# LISTING:
########

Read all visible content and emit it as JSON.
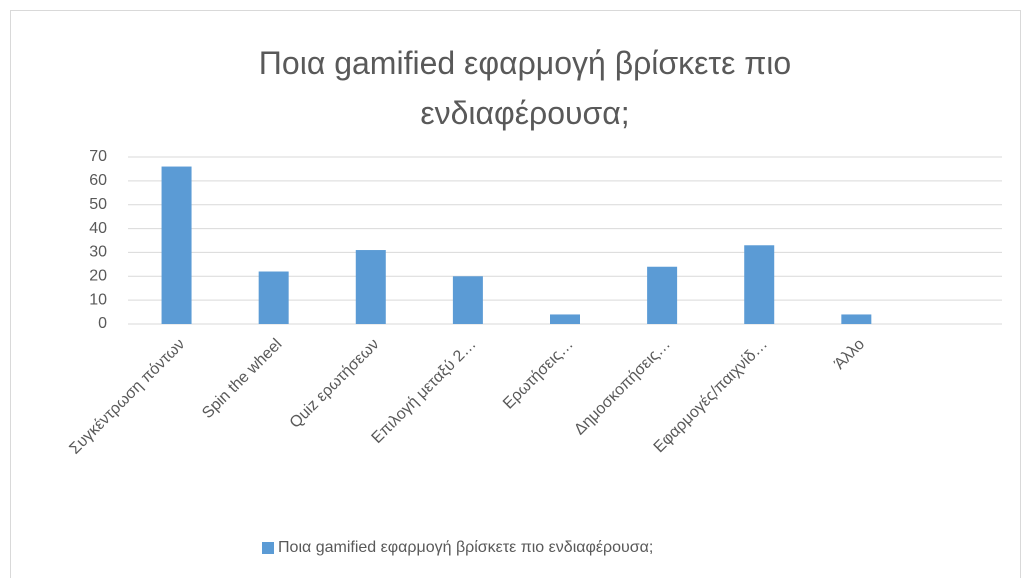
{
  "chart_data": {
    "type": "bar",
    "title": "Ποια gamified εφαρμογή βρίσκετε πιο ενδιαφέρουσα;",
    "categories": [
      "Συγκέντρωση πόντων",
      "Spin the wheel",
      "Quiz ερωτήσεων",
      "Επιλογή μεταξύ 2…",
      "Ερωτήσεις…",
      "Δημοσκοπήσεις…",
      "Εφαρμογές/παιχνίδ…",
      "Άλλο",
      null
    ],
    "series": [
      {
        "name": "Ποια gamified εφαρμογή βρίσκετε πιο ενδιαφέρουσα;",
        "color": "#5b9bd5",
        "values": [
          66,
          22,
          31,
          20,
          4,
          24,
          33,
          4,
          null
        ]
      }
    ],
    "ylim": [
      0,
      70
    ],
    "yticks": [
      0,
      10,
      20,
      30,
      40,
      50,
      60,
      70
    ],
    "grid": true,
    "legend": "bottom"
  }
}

########

# GOAL OF THE EXERCISE:
Copy every record above exactly, leaving out any pictures.

# OUTPUT OF THE EXERCISE:
Read all visible content and emit it as JSON.
{
  "chart_data": {
    "type": "bar",
    "title": "Ποια gamified εφαρμογή βρίσκετε πιο ενδιαφέρουσα;",
    "categories": [
      "Συγκέντρωση πόντων",
      "Spin the wheel",
      "Quiz ερωτήσεων",
      "Επιλογή μεταξύ 2…",
      "Ερωτήσεις…",
      "Δημοσκοπήσεις…",
      "Εφαρμογές/παιχνίδ…",
      "Άλλο",
      null
    ],
    "series": [
      {
        "name": "Ποια gamified εφαρμογή βρίσκετε πιο ενδιαφέρουσα;",
        "color": "#5b9bd5",
        "values": [
          66,
          22,
          31,
          20,
          4,
          24,
          33,
          4,
          null
        ]
      }
    ],
    "ylim": [
      0,
      70
    ],
    "yticks": [
      0,
      10,
      20,
      30,
      40,
      50,
      60,
      70
    ],
    "grid": true,
    "legend": "bottom"
  }
}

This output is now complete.